Problem statement: Find all lines in the records that include the word "érythémateuse", and copy them out.

Data records
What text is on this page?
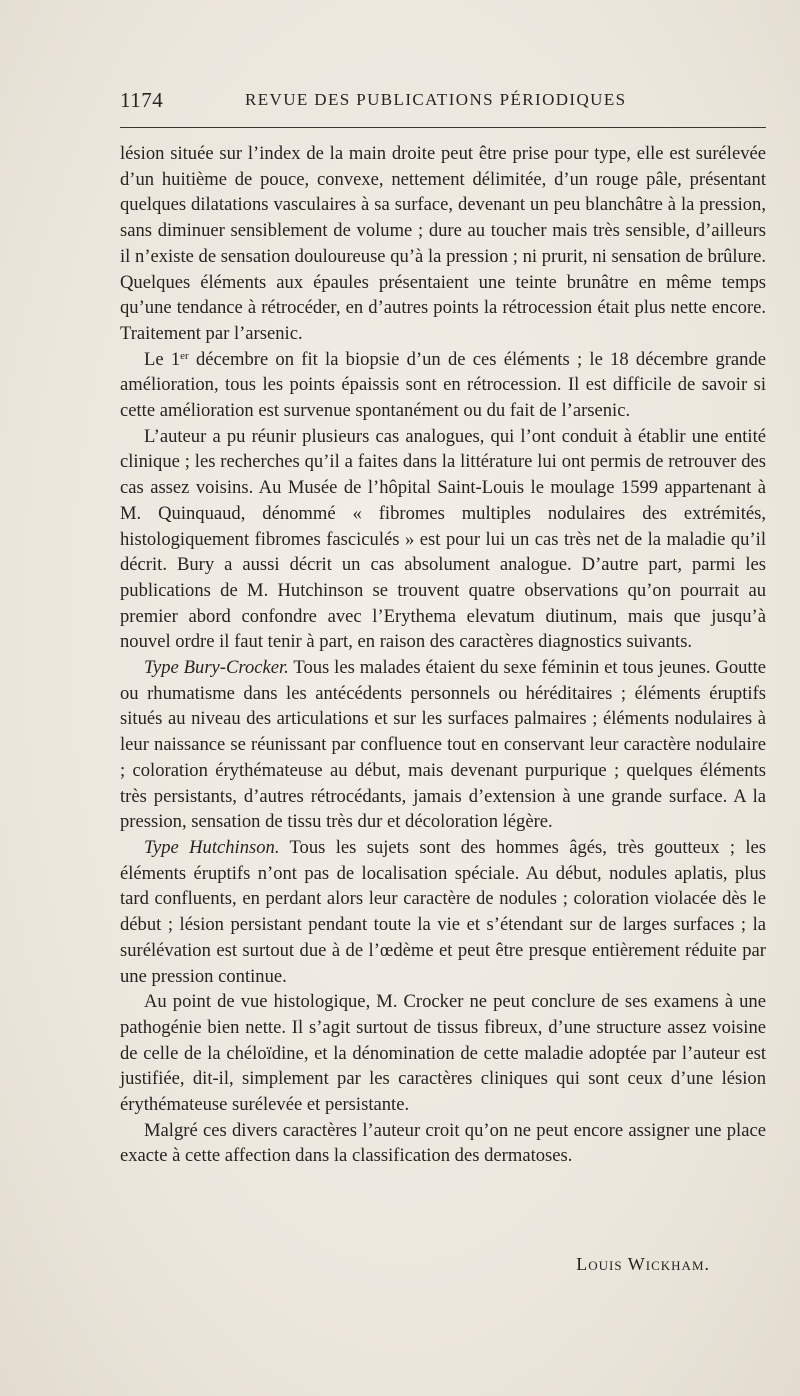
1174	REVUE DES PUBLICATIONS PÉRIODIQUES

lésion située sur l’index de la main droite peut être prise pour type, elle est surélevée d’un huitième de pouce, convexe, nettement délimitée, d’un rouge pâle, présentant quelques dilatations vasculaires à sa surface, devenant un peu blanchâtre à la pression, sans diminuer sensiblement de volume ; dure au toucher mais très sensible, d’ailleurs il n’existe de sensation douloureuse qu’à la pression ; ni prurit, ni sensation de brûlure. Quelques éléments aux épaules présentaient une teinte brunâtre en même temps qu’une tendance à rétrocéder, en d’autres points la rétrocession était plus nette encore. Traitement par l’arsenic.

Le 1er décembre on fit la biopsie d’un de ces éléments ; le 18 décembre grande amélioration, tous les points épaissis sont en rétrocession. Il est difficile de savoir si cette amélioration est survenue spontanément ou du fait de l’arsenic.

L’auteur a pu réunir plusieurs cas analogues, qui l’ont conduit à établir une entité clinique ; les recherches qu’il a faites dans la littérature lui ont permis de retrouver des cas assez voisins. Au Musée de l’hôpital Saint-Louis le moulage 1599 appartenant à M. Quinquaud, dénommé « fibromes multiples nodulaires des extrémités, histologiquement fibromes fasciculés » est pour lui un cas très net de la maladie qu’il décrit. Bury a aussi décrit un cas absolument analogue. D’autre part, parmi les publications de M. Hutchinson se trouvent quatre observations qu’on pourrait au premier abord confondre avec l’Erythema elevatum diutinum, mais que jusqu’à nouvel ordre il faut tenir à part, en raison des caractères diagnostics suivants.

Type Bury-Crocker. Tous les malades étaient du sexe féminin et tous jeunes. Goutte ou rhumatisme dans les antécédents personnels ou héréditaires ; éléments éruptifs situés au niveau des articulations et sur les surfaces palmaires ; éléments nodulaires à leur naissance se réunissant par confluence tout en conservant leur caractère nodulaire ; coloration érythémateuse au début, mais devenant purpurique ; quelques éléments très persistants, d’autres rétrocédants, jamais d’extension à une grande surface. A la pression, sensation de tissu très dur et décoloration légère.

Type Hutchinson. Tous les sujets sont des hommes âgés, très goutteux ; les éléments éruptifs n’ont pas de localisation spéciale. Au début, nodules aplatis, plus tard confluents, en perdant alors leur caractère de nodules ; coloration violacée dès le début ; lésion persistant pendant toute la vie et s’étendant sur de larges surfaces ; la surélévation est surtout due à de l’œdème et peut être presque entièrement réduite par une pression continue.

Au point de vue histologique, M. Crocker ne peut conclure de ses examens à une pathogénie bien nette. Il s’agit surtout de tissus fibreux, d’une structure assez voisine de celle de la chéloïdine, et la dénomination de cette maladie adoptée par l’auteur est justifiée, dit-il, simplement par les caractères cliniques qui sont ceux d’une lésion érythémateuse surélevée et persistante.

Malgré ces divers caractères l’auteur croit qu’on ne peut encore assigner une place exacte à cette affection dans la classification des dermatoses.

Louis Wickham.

--

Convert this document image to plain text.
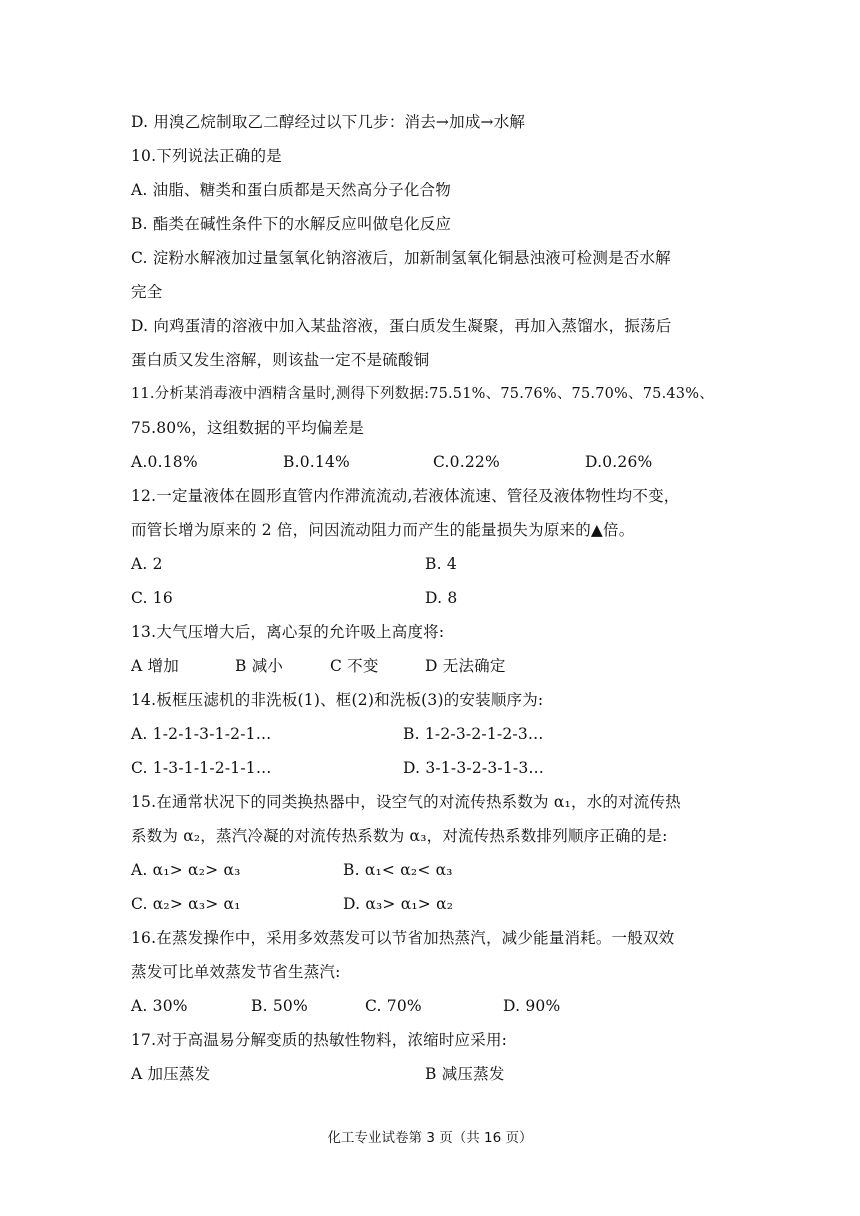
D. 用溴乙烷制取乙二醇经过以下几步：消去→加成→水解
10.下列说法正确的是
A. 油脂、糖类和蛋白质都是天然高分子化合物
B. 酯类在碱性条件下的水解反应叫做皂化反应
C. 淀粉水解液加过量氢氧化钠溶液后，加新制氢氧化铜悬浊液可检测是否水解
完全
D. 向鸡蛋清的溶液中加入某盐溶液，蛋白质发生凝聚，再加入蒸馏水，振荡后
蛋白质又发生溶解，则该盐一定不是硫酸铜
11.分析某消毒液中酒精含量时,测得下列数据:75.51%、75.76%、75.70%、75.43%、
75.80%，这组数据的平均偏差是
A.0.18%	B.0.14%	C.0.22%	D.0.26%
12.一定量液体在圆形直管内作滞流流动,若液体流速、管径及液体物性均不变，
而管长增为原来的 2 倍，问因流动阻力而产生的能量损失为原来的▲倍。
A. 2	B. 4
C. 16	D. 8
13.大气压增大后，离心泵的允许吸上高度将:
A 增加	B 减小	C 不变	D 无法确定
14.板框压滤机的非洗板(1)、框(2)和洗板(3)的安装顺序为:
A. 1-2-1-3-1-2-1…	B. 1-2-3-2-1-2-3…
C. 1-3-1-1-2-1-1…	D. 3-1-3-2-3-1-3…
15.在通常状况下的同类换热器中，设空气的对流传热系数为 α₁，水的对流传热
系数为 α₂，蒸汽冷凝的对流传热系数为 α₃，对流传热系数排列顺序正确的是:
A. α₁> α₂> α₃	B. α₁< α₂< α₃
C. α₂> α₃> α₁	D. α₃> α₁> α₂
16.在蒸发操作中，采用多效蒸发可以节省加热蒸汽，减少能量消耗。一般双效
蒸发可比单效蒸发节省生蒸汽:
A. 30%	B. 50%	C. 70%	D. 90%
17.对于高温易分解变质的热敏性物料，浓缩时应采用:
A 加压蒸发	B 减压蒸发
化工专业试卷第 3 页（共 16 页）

==

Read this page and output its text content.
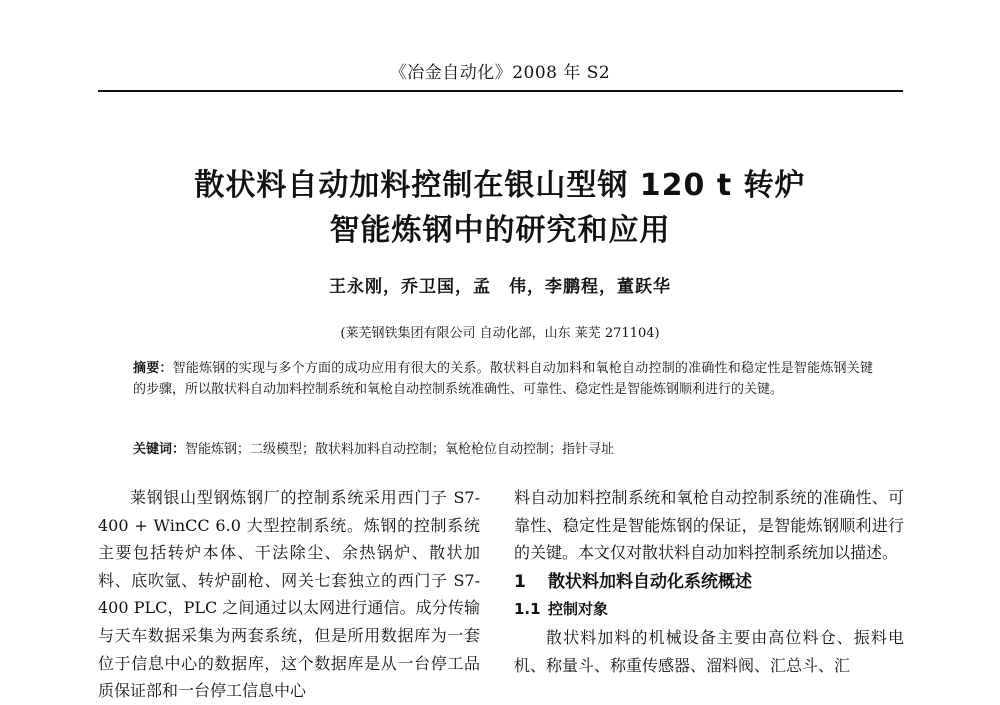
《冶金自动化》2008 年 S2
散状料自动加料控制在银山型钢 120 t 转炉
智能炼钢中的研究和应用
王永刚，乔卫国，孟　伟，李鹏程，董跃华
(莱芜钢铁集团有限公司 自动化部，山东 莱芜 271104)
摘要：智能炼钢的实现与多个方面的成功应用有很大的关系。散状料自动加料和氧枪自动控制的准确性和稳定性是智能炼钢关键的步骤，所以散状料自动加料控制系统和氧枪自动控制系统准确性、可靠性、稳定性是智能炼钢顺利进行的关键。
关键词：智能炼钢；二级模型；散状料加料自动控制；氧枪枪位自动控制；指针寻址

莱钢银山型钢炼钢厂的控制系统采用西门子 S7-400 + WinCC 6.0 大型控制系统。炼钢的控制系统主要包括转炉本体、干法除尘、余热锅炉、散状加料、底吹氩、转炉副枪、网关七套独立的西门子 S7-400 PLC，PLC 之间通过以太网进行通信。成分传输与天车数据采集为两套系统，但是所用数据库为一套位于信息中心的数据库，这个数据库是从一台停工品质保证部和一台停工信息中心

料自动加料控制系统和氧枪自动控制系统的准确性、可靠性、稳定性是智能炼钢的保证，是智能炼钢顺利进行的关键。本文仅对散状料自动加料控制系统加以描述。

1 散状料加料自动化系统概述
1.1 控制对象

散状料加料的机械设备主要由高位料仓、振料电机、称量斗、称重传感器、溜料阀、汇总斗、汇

Completed exercise:
Type Bury-Crocker. Tous les malades étaient du sexe féminin et tous jeunes. Goutte ou rhumatisme dans les antécédents personnels ou héréditaires ; éléments éruptifs situés au niveau des articulations et sur les surfaces palmaires ; éléments nodulaires à leur naissance se réunissant par confluence tout en conservant leur caractère nodulaire ; coloration érythémateuse au début, mais devenant purpurique ; quelques éléments très persistants, d’autres rétrocédants, jamais d’extension à une grande surface. A la pression, sensation de tissu très dur et décoloration légère.
Au point de vue histologique, M. Crocker ne peut conclure de ses examens à une pathogénie bien nette. Il s’agit surtout de tissus fibreux, d’une structure assez voisine de celle de la chéloïdine, et la dénomination de cette maladie adoptée par l’auteur est justifiée, dit-il, simplement par les caractères cliniques qui sont ceux d’une lésion érythémateuse surélevée et persistante.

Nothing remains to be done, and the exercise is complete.